Short answer:
- No evidence that selegiline fixes or shrinks basal ganglia PVS in humans. If anyone claims that, they’re extrapolating pretty aggressively.
- High dopamine turnover / HVA could theoretically contribute via oxidative stress, but there’s no direct data tying “high HVA → BG ePVS” in people.
Let’s walk through it without turning this into a Reddit biohacking thread.
1. What actually drives BG PVS in the literature
Current mainstream view: BG ePVS are basically a small-vessel / clearance phenotype, not a “dopamine metabolite storage error.”

To do:
(1) In the text on selegiline and basal ganglia perivascular spaces, how does the current mainstream view describe BG ePVS?
(2) Carry on writing the text on selegiline and basal ganglia perivascular spaces, starting after its last sentence.

Source material:
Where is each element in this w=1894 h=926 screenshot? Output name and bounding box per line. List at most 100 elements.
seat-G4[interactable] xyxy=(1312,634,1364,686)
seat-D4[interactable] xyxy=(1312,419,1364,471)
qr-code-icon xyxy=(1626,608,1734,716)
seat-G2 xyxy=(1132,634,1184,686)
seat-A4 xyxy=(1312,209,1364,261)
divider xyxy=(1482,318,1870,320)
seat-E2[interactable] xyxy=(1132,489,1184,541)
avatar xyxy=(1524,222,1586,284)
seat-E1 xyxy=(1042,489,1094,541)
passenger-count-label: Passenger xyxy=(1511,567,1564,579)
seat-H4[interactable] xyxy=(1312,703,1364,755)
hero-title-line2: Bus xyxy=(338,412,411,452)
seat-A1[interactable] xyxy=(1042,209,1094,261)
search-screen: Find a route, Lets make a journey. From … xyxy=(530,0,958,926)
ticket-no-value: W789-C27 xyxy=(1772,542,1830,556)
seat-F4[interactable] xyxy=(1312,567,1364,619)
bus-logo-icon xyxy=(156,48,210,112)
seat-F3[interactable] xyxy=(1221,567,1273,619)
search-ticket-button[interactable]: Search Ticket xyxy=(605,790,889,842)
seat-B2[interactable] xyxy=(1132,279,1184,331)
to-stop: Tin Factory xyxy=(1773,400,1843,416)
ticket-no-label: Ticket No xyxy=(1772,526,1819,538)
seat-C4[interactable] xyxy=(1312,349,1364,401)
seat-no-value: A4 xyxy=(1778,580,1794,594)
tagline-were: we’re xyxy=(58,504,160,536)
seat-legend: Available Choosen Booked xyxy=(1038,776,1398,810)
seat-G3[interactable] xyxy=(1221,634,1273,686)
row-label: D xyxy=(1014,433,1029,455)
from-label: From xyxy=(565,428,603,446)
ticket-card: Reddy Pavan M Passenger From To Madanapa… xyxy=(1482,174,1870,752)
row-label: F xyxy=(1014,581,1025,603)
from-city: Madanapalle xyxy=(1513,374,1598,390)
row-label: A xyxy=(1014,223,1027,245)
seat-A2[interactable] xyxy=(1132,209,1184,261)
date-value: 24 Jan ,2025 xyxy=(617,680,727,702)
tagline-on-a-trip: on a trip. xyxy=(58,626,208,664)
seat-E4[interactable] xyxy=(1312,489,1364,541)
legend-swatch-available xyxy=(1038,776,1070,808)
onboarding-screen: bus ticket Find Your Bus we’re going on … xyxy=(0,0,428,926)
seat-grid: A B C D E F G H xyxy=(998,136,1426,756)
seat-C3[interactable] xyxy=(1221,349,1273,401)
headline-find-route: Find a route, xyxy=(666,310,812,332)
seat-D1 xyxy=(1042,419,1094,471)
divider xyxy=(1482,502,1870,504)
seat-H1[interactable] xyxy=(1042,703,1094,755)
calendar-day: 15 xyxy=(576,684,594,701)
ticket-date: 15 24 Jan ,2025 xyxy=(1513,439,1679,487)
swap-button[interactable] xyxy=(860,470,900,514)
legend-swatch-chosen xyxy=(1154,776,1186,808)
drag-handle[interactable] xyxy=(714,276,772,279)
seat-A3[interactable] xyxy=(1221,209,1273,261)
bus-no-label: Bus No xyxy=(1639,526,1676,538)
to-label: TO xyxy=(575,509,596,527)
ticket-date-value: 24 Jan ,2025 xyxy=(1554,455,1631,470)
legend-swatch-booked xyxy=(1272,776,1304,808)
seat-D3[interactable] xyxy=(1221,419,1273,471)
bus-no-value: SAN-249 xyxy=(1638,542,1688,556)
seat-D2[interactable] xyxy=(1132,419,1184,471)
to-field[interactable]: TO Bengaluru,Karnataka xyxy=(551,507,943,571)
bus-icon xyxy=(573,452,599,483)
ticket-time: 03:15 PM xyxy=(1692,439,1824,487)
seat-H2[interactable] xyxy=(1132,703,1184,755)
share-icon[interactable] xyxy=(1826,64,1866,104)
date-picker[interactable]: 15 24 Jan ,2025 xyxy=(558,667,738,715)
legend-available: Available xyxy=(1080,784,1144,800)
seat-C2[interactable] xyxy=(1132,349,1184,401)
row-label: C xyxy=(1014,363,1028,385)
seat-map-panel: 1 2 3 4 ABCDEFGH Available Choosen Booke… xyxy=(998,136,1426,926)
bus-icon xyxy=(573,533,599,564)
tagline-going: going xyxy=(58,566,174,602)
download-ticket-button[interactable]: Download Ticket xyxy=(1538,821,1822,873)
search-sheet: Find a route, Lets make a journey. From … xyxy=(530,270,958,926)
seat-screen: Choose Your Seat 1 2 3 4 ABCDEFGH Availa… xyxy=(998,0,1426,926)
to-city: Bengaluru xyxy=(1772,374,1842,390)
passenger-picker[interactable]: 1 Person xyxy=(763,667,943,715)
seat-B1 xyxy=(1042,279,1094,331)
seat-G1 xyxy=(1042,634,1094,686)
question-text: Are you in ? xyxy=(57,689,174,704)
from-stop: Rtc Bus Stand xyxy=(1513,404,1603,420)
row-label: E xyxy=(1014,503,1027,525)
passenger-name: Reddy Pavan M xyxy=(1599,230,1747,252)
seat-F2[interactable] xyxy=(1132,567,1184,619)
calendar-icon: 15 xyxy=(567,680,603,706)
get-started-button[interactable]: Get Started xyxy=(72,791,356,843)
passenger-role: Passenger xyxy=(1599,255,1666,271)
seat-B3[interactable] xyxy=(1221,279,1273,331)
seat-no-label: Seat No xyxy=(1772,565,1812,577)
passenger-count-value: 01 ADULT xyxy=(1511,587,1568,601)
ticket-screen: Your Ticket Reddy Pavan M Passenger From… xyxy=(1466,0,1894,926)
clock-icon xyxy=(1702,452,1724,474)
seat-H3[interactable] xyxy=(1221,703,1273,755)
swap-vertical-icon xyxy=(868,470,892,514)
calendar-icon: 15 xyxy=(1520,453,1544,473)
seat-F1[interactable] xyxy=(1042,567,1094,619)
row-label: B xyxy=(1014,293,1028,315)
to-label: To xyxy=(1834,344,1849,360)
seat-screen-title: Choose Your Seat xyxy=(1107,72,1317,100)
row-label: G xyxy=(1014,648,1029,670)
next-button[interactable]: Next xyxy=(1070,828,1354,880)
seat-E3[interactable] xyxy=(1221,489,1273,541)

Your written answers:
(1) BG ePVS are basically a small-vessel / clearance phenotype, not a "dopamine metabolite storage error."

(2)
Large reviews put the main mechanisms as:
- Arterial stiffening and pulsatility changes
- Protein aggregation & impaired glymphatic drainage
- Brain / tissue atrophy changing geometry of the spaces
Epidemiology-wise, BG ePVS track with:
- Hypertension, arterial stiffness, and other cerebral small vessel disease (CSVD) markers
- Aging & vascular risk, not “people with high CSF HVA.”
There are PD papers showing perivascular changes in dopaminergic regions (midbrain, BG) and linking PVS burden / distribution to PD phenotypes.
But that’s more like “degenerating dopamine system ↔ lousy clearance ↔ PVS changes,” not “HVA ate your basal ganglia arterioles.”